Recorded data
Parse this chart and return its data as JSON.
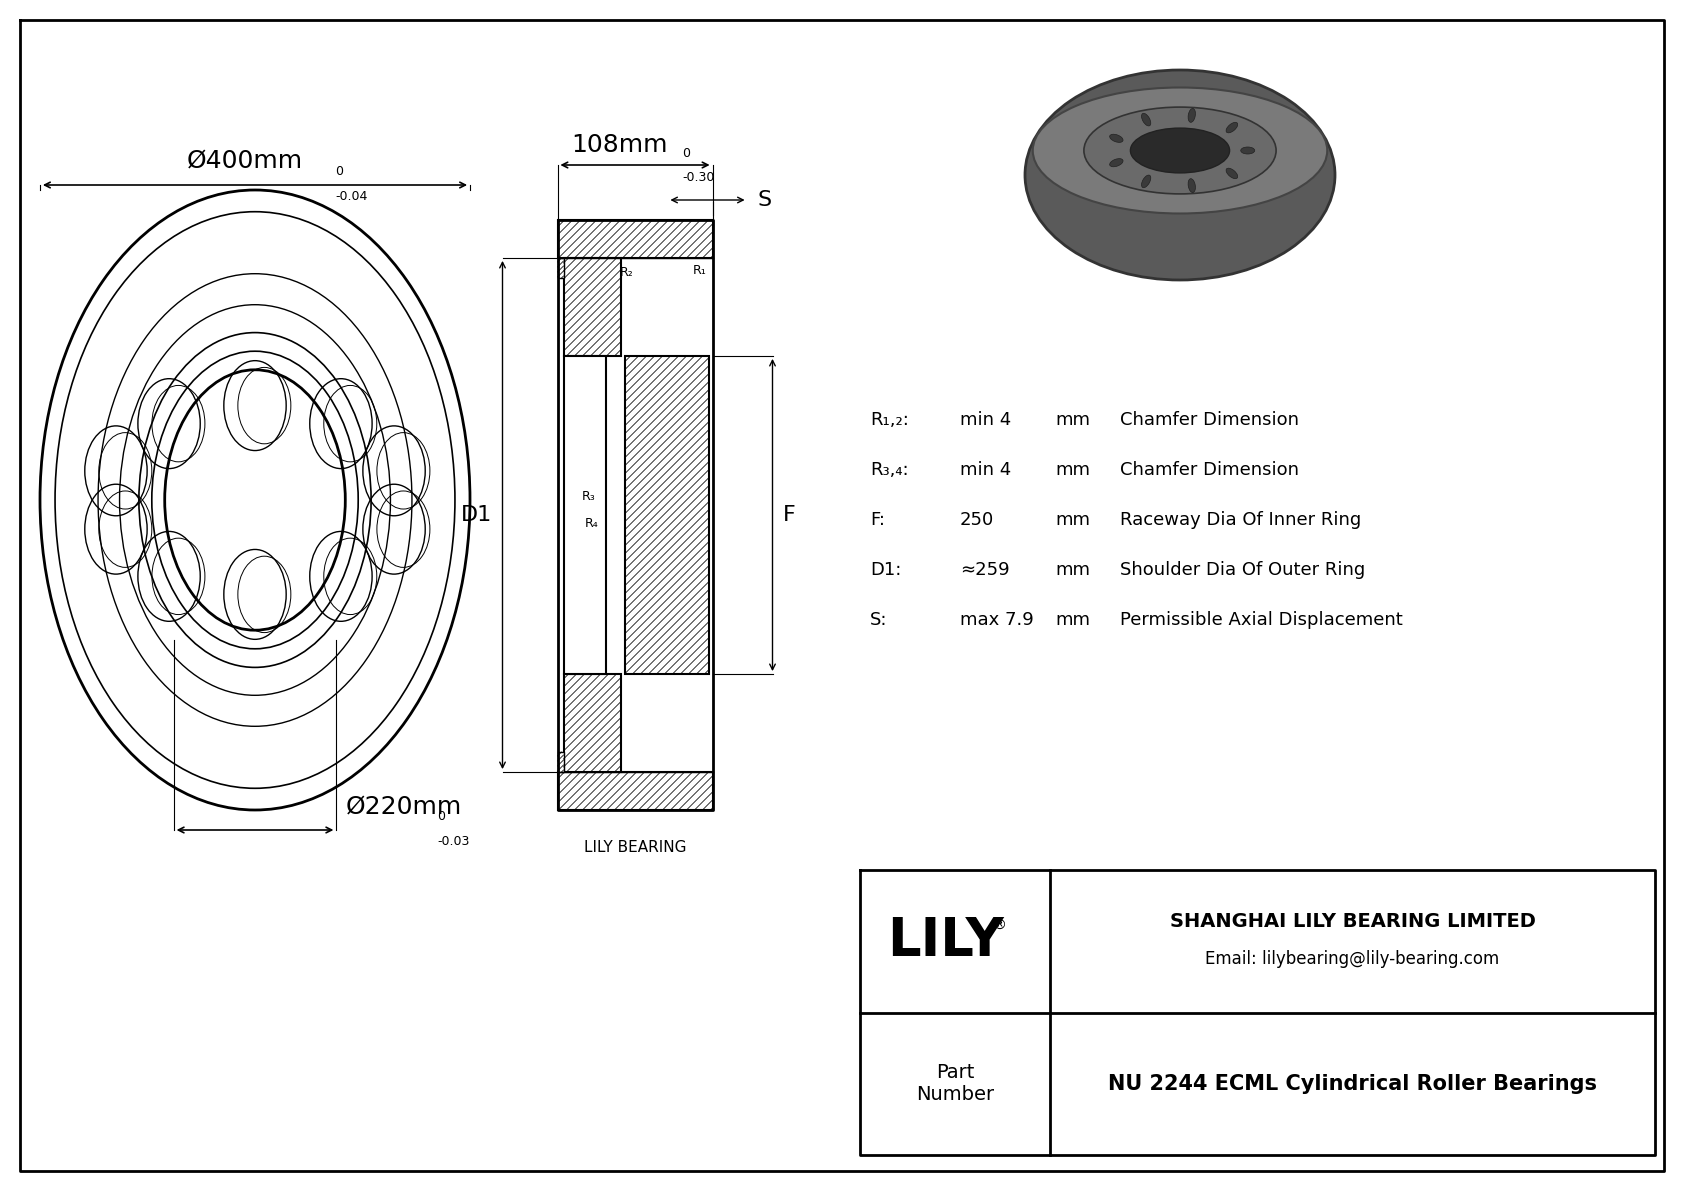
{
  "bg_color": "#ffffff",
  "line_color": "#000000",
  "text_color": "#000000",
  "brand": "LILY",
  "company_name": "SHANGHAI LILY BEARING LIMITED",
  "email": "Email: lilybearing@lily-bearing.com",
  "part_label": "Part\nNumber",
  "part_number": "NU 2244 ECML Cylindrical Roller Bearings",
  "lily_bearing_label": "LILY BEARING",
  "dim_outer": "Ø400mm",
  "dim_outer_sup": "0",
  "dim_outer_sub": "-0.04",
  "dim_inner": "Ø220mm",
  "dim_inner_sup": "0",
  "dim_inner_sub": "-0.03",
  "dim_width": "108mm",
  "dim_width_sup": "0",
  "dim_width_sub": "-0.30",
  "label_S": "S",
  "label_D1": "D1",
  "label_F": "F",
  "label_R1": "R₁",
  "label_R2": "R₂",
  "label_R3": "R₃",
  "label_R4": "R₄",
  "spec_rows": [
    {
      "label": "R₁,₂:",
      "value": "min 4",
      "unit": "mm",
      "desc": "Chamfer Dimension"
    },
    {
      "label": "R₃,₄:",
      "value": "min 4",
      "unit": "mm",
      "desc": "Chamfer Dimension"
    },
    {
      "label": "F:",
      "value": "250",
      "unit": "mm",
      "desc": "Raceway Dia Of Inner Ring"
    },
    {
      "label": "D1:",
      "value": "≈259",
      "unit": "mm",
      "desc": "Shoulder Dia Of Outer Ring"
    },
    {
      "label": "S:",
      "value": "max 7.9",
      "unit": "mm",
      "desc": "Permissible Axial Displacement"
    }
  ]
}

Goal of the exercise:
Only lines with "desc" are wanted here; list each of them.

Worked answer:
      "desc": "Chamfer Dimension"
      "desc": "Chamfer Dimension"
      "desc": "Raceway Dia Of Inner Ring"
      "desc": "Shoulder Dia Of Outer Ring"
      "desc": "Permissible Axial Displacement"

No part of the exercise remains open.